### [WHAT THE EXERCISE ASKS]
Your task is to copy every record exactly.

### [Stored data entries]

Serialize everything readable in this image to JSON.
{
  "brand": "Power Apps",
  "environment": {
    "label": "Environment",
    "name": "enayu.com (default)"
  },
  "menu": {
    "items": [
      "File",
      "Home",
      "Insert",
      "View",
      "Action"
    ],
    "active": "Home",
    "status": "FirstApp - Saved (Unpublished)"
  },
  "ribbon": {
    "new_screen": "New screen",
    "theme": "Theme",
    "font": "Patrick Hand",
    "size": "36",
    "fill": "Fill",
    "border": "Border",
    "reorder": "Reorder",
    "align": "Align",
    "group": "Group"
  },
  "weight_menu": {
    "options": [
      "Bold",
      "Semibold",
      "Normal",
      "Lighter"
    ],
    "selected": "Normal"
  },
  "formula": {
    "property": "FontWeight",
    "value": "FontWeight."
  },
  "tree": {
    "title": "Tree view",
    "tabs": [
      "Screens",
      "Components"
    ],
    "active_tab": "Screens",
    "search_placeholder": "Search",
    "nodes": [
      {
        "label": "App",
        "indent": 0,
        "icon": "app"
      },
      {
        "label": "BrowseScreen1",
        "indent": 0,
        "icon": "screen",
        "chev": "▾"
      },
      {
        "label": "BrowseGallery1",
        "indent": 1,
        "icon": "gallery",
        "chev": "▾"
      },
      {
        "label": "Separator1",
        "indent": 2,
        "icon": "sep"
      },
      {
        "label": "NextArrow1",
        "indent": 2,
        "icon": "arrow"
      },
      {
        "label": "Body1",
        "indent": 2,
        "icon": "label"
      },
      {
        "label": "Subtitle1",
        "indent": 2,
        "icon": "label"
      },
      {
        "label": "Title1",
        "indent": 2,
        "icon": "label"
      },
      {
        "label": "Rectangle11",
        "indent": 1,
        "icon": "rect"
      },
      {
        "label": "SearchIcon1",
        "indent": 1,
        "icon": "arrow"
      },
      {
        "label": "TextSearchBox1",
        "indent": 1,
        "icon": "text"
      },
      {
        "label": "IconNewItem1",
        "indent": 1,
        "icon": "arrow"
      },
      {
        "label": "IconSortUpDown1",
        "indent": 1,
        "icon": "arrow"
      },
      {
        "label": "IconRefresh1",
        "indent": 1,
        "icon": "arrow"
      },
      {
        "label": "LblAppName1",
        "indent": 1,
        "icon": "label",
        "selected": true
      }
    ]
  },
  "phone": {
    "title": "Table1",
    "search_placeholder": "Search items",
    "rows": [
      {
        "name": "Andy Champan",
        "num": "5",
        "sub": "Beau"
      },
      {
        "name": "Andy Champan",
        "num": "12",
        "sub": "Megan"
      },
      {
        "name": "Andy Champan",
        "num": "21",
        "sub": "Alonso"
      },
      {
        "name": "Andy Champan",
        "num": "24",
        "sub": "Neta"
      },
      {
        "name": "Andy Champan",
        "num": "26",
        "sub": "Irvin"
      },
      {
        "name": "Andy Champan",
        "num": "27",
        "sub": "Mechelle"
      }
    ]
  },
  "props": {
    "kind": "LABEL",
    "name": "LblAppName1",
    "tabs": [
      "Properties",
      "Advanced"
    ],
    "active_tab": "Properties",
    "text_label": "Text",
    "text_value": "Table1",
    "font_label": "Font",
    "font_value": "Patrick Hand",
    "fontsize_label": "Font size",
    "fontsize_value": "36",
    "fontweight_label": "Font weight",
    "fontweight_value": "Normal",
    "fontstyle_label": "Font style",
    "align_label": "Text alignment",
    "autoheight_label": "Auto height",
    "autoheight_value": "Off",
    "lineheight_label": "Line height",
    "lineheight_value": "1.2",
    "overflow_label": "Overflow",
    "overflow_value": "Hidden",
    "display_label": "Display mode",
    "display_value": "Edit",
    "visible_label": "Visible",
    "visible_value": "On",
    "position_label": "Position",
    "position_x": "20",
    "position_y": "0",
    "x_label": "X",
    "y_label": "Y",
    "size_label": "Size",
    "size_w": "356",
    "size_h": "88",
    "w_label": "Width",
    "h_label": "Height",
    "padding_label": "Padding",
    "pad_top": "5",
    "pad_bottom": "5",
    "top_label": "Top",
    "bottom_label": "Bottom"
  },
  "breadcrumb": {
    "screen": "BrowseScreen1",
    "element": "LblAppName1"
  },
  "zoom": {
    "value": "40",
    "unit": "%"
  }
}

### [EXERCISE OUTPUT]
Serialize everything readable in this image to JSON.
{
  "brand": "Power Apps",
  "environment": {
    "label": "Environment",
    "name": "enayu.com (default)"
  },
  "menu": {
    "items": [
      "File",
      "Home",
      "Insert",
      "View",
      "Action"
    ],
    "active": "Home",
    "status": "FirstApp - Saved (Unpublished)"
  },
  "ribbon": {
    "new_screen": "New screen",
    "theme": "Theme",
    "font": "Patrick Hand",
    "size": "36",
    "fill": "Fill",
    "border": "Border",
    "reorder": "Reorder",
    "align": "Align",
    "group": "Group"
  },
  "weight_menu": {
    "options": [
      "Bold",
      "Semibold",
      "Normal",
      "Lighter"
    ],
    "selected": "Normal"
  },
  "formula": {
    "property": "FontWeight",
    "value": "FontWeight."
  },
  "tree": {
    "title": "Tree view",
    "tabs": [
      "Screens",
      "Components"
    ],
    "active_tab": "Screens",
    "search_placeholder": "Search",
    "nodes": [
      {
        "label": "App",
        "indent": 0,
        "icon": "app"
      },
      {
        "label": "BrowseScreen1",
        "indent": 0,
        "icon": "screen",
        "chev": "▾"
      },
      {
        "label": "BrowseGallery1",
        "indent": 1,
        "icon": "gallery",
        "chev": "▾"
      },
      {
        "label": "Separator1",
        "indent": 2,
        "icon": "sep"
      },
      {
        "label": "NextArrow1",
        "indent": 2,
        "icon": "arrow"
      },
      {
        "label": "Body1",
        "indent": 2,
        "icon": "label"
      },
      {
        "label": "Subtitle1",
        "indent": 2,
        "icon": "label"
      },
      {
        "label": "Title1",
        "indent": 2,
        "icon": "label"
      },
      {
        "label": "Rectangle11",
        "indent": 1,
        "icon": "rect"
      },
      {
        "label": "SearchIcon1",
        "indent": 1,
        "icon": "arrow"
      },
      {
        "label": "TextSearchBox1",
        "indent": 1,
        "icon": "text"
      },
      {
        "label": "IconNewItem1",
        "indent": 1,
        "icon": "arrow"
      },
      {
        "label": "IconSortUpDown1",
        "indent": 1,
        "icon": "arrow"
      },
      {
        "label": "IconRefresh1",
        "indent": 1,
        "icon": "arrow"
      },
      {
        "label": "LblAppName1",
        "indent": 1,
        "icon": "label",
        "selected": true
      }
    ]
  },
  "phone": {
    "title": "Table1",
    "search_placeholder": "Search items",
    "rows": [
      {
        "name": "Andy Champan",
        "num": "5",
        "sub": "Beau"
      },
      {
        "name": "Andy Champan",
        "num": "12",
        "sub": "Megan"
      },
      {
        "name": "Andy Champan",
        "num": "21",
        "sub": "Alonso"
      },
      {
        "name": "Andy Champan",
        "num": "24",
        "sub": "Neta"
      },
      {
        "name": "Andy Champan",
        "num": "26",
        "sub": "Irvin"
      },
      {
        "name": "Andy Champan",
        "num": "27",
        "sub": "Mechelle"
      }
    ]
  },
  "props": {
    "kind": "LABEL",
    "name": "LblAppName1",
    "tabs": [
      "Properties",
      "Advanced"
    ],
    "active_tab": "Properties",
    "text_label": "Text",
    "text_value": "Table1",
    "font_label": "Font",
    "font_value": "Patrick Hand",
    "fontsize_label": "Font size",
    "fontsize_value": "36",
    "fontweight_label": "Font weight",
    "fontweight_value": "Normal",
    "fontstyle_label": "Font style",
    "align_label": "Text alignment",
    "autoheight_label": "Auto height",
    "autoheight_value": "Off",
    "lineheight_label": "Line height",
    "lineheight_value": "1.2",
    "overflow_label": "Overflow",
    "overflow_value": "Hidden",
    "display_label": "Display mode",
    "display_value": "Edit",
    "visible_label": "Visible",
    "visible_value": "On",
    "position_label": "Position",
    "position_x": "20",
    "position_y": "0",
    "x_label": "X",
    "y_label": "Y",
    "size_label": "Size",
    "size_w": "356",
    "size_h": "88",
    "w_label": "Width",
    "h_label": "Height",
    "padding_label": "Padding",
    "pad_top": "5",
    "pad_bottom": "5",
    "top_label": "Top",
    "bottom_label": "Bottom"
  },
  "breadcrumb": {
    "screen": "BrowseScreen1",
    "element": "LblAppName1"
  },
  "zoom": {
    "value": "40",
    "unit": "%"
  }
}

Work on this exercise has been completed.